Challenge :: Copy out every line that contains the word "this".

Provided data ::
* * *

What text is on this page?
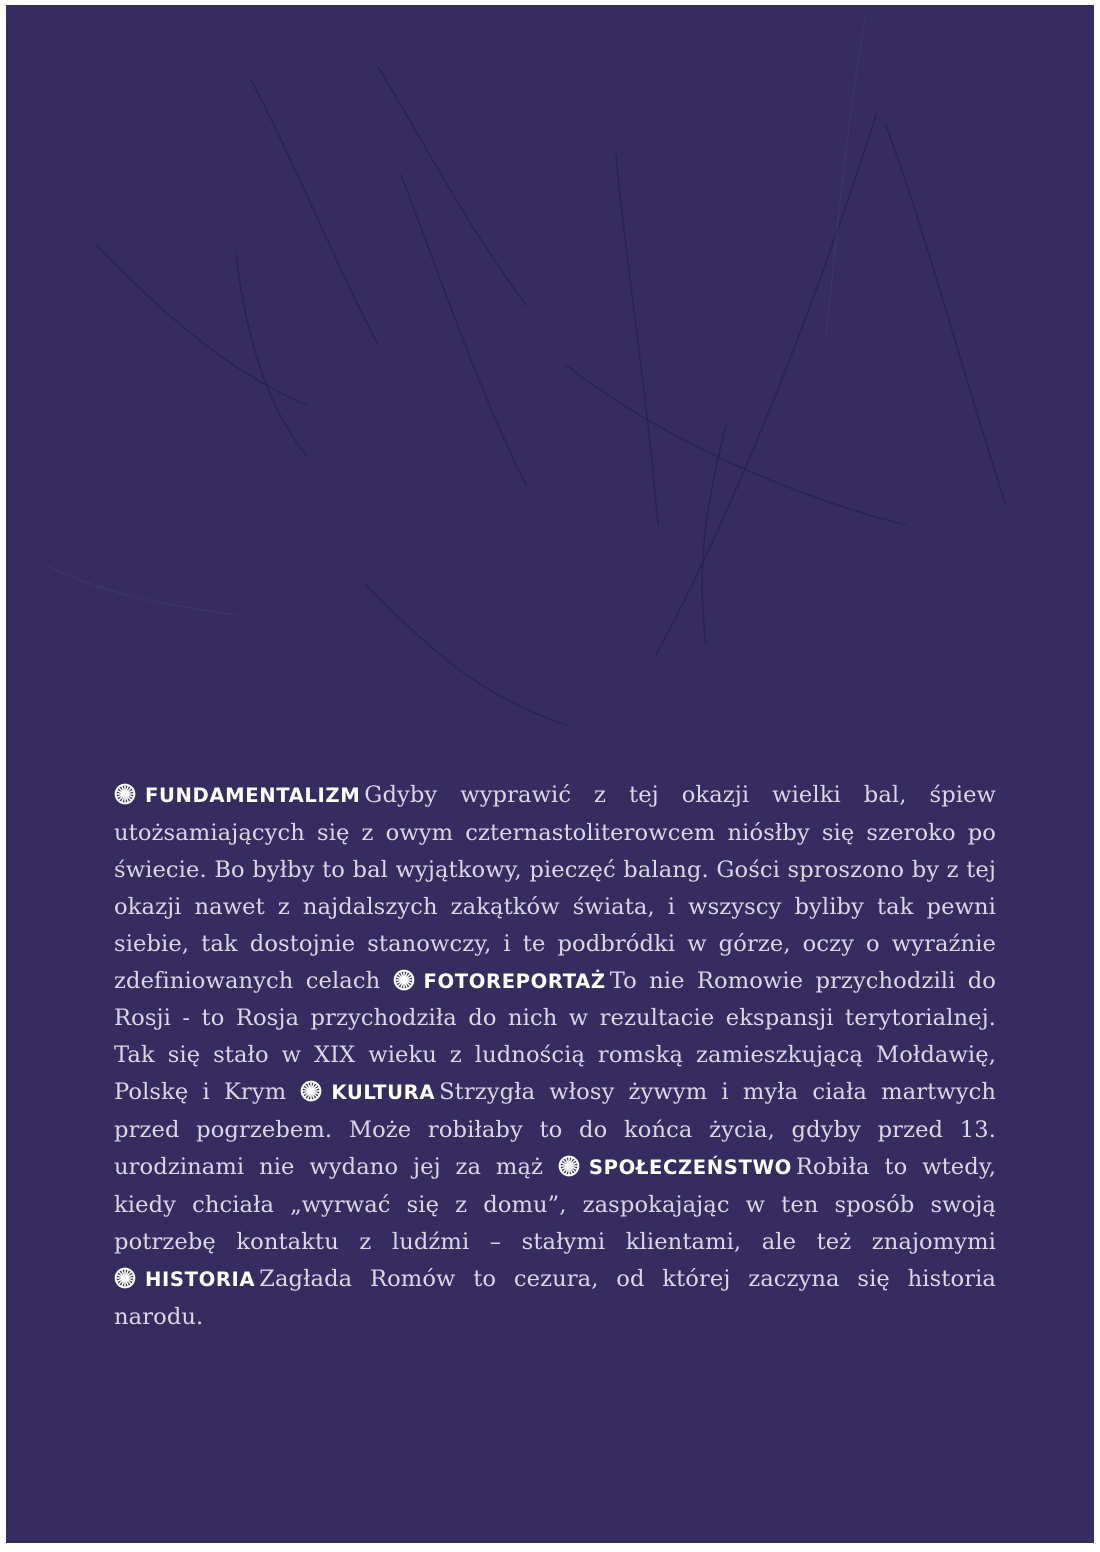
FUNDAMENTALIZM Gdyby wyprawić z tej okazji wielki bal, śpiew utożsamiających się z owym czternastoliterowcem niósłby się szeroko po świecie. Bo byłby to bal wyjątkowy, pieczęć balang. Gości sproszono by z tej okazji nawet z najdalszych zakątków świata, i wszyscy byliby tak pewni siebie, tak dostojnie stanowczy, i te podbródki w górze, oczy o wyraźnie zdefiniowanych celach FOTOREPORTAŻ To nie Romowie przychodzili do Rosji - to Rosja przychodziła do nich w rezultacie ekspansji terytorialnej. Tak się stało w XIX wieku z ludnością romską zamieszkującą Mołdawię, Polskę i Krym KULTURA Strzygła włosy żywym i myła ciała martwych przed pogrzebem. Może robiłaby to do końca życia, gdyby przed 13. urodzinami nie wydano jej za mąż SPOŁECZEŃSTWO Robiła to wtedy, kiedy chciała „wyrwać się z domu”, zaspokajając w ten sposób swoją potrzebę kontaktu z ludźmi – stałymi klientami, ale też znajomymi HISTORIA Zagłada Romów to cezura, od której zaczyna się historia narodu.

* * *

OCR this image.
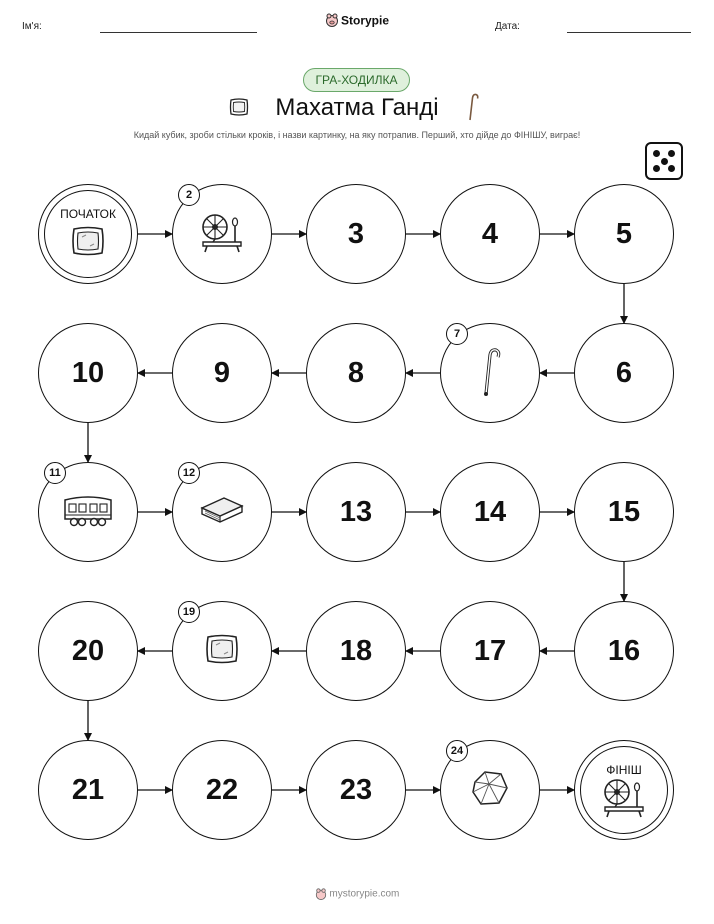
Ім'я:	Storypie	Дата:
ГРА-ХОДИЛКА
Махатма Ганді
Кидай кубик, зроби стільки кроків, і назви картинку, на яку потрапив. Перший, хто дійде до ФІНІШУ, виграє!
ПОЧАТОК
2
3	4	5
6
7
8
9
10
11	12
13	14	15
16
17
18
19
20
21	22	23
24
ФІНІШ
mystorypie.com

* * *

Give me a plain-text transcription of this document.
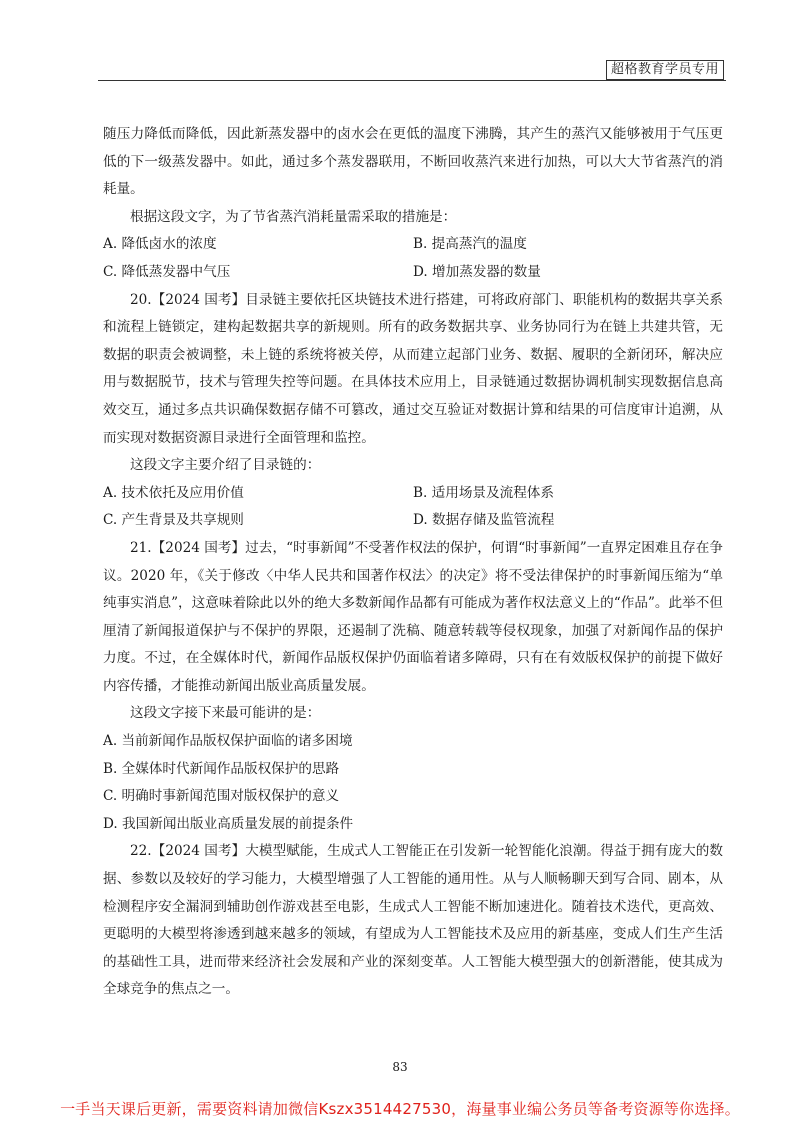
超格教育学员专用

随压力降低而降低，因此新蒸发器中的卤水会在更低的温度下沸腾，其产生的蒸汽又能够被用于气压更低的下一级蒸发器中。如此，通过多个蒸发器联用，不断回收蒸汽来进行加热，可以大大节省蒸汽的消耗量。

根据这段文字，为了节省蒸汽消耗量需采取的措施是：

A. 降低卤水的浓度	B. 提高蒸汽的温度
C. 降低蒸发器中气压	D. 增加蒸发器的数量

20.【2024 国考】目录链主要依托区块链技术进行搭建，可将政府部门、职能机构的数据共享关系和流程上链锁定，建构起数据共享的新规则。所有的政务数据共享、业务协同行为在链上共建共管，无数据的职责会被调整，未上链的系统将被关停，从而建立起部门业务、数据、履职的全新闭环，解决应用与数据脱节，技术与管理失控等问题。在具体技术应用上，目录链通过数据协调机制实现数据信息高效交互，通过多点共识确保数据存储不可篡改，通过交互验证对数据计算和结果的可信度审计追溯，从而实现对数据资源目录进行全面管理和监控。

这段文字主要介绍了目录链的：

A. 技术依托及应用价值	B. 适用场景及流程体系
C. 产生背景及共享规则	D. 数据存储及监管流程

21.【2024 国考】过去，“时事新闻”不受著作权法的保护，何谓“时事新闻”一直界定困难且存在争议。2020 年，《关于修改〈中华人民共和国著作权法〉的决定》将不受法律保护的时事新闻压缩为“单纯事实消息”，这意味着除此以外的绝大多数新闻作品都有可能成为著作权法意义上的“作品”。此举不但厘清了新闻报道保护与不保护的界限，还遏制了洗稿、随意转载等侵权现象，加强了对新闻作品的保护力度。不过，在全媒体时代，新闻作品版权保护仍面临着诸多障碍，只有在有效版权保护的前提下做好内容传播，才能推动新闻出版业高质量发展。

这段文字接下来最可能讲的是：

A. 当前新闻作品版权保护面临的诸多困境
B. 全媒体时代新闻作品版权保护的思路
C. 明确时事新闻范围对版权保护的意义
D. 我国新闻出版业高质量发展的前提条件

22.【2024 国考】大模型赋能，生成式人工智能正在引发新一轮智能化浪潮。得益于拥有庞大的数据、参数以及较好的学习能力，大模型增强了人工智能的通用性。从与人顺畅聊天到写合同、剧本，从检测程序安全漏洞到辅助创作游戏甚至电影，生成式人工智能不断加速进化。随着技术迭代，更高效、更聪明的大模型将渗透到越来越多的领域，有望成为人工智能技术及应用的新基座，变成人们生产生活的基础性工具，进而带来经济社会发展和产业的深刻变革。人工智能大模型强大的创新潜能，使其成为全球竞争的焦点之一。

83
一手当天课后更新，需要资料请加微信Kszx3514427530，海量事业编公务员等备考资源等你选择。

* * *

Result below ::
What text is on this page?
OCR this image.
Give me a plain-text transcription of this document.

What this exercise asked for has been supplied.